Directions for this task: Reproduce all of the records exactly.

(Records from a data collection)
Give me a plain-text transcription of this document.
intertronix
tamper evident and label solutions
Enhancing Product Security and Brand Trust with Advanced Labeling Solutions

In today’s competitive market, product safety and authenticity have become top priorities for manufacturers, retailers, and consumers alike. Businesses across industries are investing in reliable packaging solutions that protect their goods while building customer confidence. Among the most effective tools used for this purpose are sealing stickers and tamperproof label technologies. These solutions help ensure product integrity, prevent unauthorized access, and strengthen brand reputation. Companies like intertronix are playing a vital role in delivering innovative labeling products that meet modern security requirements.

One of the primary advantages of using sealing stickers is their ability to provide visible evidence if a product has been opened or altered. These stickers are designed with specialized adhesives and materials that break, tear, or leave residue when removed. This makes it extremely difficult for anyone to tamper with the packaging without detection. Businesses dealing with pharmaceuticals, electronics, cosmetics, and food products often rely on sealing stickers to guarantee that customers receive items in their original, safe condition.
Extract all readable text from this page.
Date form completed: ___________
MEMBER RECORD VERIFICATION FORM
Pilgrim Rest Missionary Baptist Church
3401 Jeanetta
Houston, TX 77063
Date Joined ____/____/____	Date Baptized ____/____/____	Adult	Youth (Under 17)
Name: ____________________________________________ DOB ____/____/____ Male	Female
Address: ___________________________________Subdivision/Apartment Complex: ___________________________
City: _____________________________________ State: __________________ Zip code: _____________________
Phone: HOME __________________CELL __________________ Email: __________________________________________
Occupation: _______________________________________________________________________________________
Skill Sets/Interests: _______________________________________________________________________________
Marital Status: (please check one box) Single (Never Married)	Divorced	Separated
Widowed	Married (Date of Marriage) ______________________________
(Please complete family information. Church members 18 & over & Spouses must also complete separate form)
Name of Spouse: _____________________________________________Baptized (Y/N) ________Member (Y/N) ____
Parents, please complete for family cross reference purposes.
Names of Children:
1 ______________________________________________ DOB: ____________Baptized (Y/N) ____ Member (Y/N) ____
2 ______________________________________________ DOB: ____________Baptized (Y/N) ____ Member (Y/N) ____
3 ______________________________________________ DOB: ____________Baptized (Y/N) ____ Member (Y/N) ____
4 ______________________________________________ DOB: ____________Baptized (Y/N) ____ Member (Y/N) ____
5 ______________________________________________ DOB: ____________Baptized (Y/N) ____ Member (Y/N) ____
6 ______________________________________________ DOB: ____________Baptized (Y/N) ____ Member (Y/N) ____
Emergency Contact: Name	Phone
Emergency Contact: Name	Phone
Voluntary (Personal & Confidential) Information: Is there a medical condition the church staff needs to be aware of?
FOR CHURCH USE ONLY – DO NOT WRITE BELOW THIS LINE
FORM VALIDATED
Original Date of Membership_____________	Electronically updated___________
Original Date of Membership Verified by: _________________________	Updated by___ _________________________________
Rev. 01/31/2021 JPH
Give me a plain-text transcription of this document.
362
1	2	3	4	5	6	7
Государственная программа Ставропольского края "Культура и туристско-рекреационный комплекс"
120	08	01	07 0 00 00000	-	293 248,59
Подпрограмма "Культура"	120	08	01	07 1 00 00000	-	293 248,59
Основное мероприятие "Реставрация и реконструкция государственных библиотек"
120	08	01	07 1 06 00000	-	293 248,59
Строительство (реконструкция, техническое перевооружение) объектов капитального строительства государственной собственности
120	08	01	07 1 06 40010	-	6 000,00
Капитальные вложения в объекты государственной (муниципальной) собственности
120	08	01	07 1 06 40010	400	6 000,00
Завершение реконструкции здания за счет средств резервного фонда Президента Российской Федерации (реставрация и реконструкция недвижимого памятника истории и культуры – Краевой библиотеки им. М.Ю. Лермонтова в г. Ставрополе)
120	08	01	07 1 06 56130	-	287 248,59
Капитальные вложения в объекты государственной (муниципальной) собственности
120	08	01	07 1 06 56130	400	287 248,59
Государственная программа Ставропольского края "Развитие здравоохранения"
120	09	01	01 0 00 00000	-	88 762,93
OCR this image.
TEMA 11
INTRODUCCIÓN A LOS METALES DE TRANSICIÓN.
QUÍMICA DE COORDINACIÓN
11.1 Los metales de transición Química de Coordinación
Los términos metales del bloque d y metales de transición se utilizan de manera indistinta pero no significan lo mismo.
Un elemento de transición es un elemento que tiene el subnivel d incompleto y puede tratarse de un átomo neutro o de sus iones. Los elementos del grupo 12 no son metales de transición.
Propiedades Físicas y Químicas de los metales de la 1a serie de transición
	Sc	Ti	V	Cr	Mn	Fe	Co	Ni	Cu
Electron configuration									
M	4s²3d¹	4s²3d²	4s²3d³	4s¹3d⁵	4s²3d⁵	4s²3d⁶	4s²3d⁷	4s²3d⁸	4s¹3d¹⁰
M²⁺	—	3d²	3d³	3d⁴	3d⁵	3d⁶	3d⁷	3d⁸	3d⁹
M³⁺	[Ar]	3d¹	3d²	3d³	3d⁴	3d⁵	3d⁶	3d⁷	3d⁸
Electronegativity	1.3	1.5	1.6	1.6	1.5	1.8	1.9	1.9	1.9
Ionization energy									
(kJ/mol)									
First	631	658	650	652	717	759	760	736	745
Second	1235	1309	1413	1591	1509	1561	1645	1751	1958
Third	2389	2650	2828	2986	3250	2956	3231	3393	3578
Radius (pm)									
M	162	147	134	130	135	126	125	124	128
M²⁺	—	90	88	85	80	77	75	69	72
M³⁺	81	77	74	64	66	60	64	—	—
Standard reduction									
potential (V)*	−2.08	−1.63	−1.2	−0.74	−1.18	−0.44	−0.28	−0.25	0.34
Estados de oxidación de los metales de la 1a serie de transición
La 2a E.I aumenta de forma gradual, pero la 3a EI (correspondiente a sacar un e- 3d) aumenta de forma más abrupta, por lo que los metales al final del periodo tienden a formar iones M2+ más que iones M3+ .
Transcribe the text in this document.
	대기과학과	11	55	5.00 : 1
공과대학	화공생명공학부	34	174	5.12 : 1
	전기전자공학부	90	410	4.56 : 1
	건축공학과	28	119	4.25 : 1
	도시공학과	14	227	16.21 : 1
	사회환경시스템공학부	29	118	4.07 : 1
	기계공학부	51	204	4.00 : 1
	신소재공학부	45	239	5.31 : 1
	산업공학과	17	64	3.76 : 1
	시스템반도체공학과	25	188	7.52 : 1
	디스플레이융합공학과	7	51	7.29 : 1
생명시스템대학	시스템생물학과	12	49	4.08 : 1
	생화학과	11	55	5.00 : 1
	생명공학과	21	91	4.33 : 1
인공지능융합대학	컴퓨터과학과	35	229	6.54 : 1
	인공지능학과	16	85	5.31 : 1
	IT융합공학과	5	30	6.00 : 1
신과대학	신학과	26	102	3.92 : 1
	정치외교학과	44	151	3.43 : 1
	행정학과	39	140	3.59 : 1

Written reply:
Give me a plain-text transcription of this document.
intertronix
tamper evident and label solutions
Enhancing Product Security and Brand Trust with Advanced Labeling Solutions

In today’s competitive market, product safety and authenticity have become top priorities for manufacturers, retailers, and consumers alike. Businesses across industries are investing in reliable packaging solutions that protect their goods while building customer confidence. Among the most effective tools used for this purpose are sealing stickers and tamperproof label technologies. These solutions help ensure product integrity, prevent unauthorized access, and strengthen brand reputation. Companies like intertronix are playing a vital role in delivering innovative labeling products that meet modern security requirements.

One of the primary advantages of using sealing stickers is their ability to provide visible evidence if a product has been opened or altered. These stickers are designed with specialized adhesives and materials that break, tear, or leave residue when removed. This makes it extremely difficult for anyone to tamper with the packaging without detection. Businesses dealing with pharmaceuticals, electronics, cosmetics, and food products often rely on sealing stickers to guarantee that customers receive items in their original, safe condition.
Extract all readable text from this page.
Date form completed: ___________
MEMBER RECORD VERIFICATION FORM
Pilgrim Rest Missionary Baptist Church
3401 Jeanetta
Houston, TX 77063
Date Joined ____/____/____	Date Baptized ____/____/____	Adult	Youth (Under 17)
Name: ____________________________________________ DOB ____/____/____ Male	Female
Address: ___________________________________Subdivision/Apartment Complex: ___________________________
City: _____________________________________ State: __________________ Zip code: _____________________
Phone: HOME __________________CELL __________________ Email: __________________________________________
Occupation: _______________________________________________________________________________________
Skill Sets/Interests: _______________________________________________________________________________
Marital Status: (please check one box) Single (Never Married)	Divorced	Separated
Widowed	Married (Date of Marriage) ______________________________
(Please complete family information. Church members 18 & over & Spouses must also complete separate form)
Name of Spouse: _____________________________________________Baptized (Y/N) ________Member (Y/N) ____
Parents, please complete for family cross reference purposes.
Names of Children:
1 ______________________________________________ DOB: ____________Baptized (Y/N) ____ Member (Y/N) ____
2 ______________________________________________ DOB: ____________Baptized (Y/N) ____ Member (Y/N) ____
3 ______________________________________________ DOB: ____________Baptized (Y/N) ____ Member (Y/N) ____
4 ______________________________________________ DOB: ____________Baptized (Y/N) ____ Member (Y/N) ____
5 ______________________________________________ DOB: ____________Baptized (Y/N) ____ Member (Y/N) ____
6 ______________________________________________ DOB: ____________Baptized (Y/N) ____ Member (Y/N) ____
Emergency Contact: Name	Phone
Emergency Contact: Name	Phone
Voluntary (Personal & Confidential) Information: Is there a medical condition the church staff needs to be aware of?
FOR CHURCH USE ONLY – DO NOT WRITE BELOW THIS LINE
FORM VALIDATED
Original Date of Membership_____________	Electronically updated___________
Original Date of Membership Verified by: _________________________	Updated by___ _________________________________
Rev. 01/31/2021 JPH
Give me a plain-text transcription of this document.
362
1	2	3	4	5	6	7
Государственная программа Ставропольского края "Культура и туристско-рекреационный комплекс"
120	08	01	07 0 00 00000	-	293 248,59
Подпрограмма "Культура"	120	08	01	07 1 00 00000	-	293 248,59
Основное мероприятие "Реставрация и реконструкция государственных библиотек"
120	08	01	07 1 06 00000	-	293 248,59
Строительство (реконструкция, техническое перевооружение) объектов капитального строительства государственной собственности
120	08	01	07 1 06 40010	-	6 000,00
Капитальные вложения в объекты государственной (муниципальной) собственности
120	08	01	07 1 06 40010	400	6 000,00
Завершение реконструкции здания за счет средств резервного фонда Президента Российской Федерации (реставрация и реконструкция недвижимого памятника истории и культуры – Краевой библиотеки им. М.Ю. Лермонтова в г. Ставрополе)
120	08	01	07 1 06 56130	-	287 248,59
Капитальные вложения в объекты государственной (муниципальной) собственности
120	08	01	07 1 06 56130	400	287 248,59
Государственная программа Ставропольского края "Развитие здравоохранения"
120	09	01	01 0 00 00000	-	88 762,93
OCR this image.
TEMA 11
INTRODUCCIÓN A LOS METALES DE TRANSICIÓN.
QUÍMICA DE COORDINACIÓN
11.1 Los metales de transición Química de Coordinación
Los términos metales del bloque d y metales de transición se utilizan de manera indistinta pero no significan lo mismo.
Un elemento de transición es un elemento que tiene el subnivel d incompleto y puede tratarse de un átomo neutro o de sus iones. Los elementos del grupo 12 no son metales de transición.
Propiedades Físicas y Químicas de los metales de la 1a serie de transición
	Sc	Ti	V	Cr	Mn	Fe	Co	Ni	Cu
Electron configuration									
M	4s²3d¹	4s²3d²	4s²3d³	4s¹3d⁵	4s²3d⁵	4s²3d⁶	4s²3d⁷	4s²3d⁸	4s¹3d¹⁰
M²⁺	—	3d²	3d³	3d⁴	3d⁵	3d⁶	3d⁷	3d⁸	3d⁹
M³⁺	[Ar]	3d¹	3d²	3d³	3d⁴	3d⁵	3d⁶	3d⁷	3d⁸
Electronegativity	1.3	1.5	1.6	1.6	1.5	1.8	1.9	1.9	1.9
Ionization energy									
(kJ/mol)									
First	631	658	650	652	717	759	760	736	745
Second	1235	1309	1413	1591	1509	1561	1645	1751	1958
Third	2389	2650	2828	2986	3250	2956	3231	3393	3578
Radius (pm)									
M	162	147	134	130	135	126	125	124	128
M²⁺	—	90	88	85	80	77	75	69	72
M³⁺	81	77	74	64	66	60	64	—	—
Standard reduction									
potential (V)*	−2.08	−1.63	−1.2	−0.74	−1.18	−0.44	−0.28	−0.25	0.34
Estados de oxidación de los metales de la 1a serie de transición
La 2a E.I aumenta de forma gradual, pero la 3a EI (correspondiente a sacar un e- 3d) aumenta de forma más abrupta, por lo que los metales al final del periodo tienden a formar iones M2+ más que iones M3+ .
Transcribe the text in this document.
	대기과학과	11	55	5.00 : 1
공과대학	화공생명공학부	34	174	5.12 : 1
	전기전자공학부	90	410	4.56 : 1
	건축공학과	28	119	4.25 : 1
	도시공학과	14	227	16.21 : 1
	사회환경시스템공학부	29	118	4.07 : 1
	기계공학부	51	204	4.00 : 1
	신소재공학부	45	239	5.31 : 1
	산업공학과	17	64	3.76 : 1
	시스템반도체공학과	25	188	7.52 : 1
	디스플레이융합공학과	7	51	7.29 : 1
생명시스템대학	시스템생물학과	12	49	4.08 : 1
	생화학과	11	55	5.00 : 1
	생명공학과	21	91	4.33 : 1
인공지능융합대학	컴퓨터과학과	35	229	6.54 : 1
	인공지능학과	16	85	5.31 : 1
	IT융합공학과	5	30	6.00 : 1
신과대학	신학과	26	102	3.92 : 1
	정치외교학과	44	151	3.43 : 1
	행정학과	39	140	3.59 : 1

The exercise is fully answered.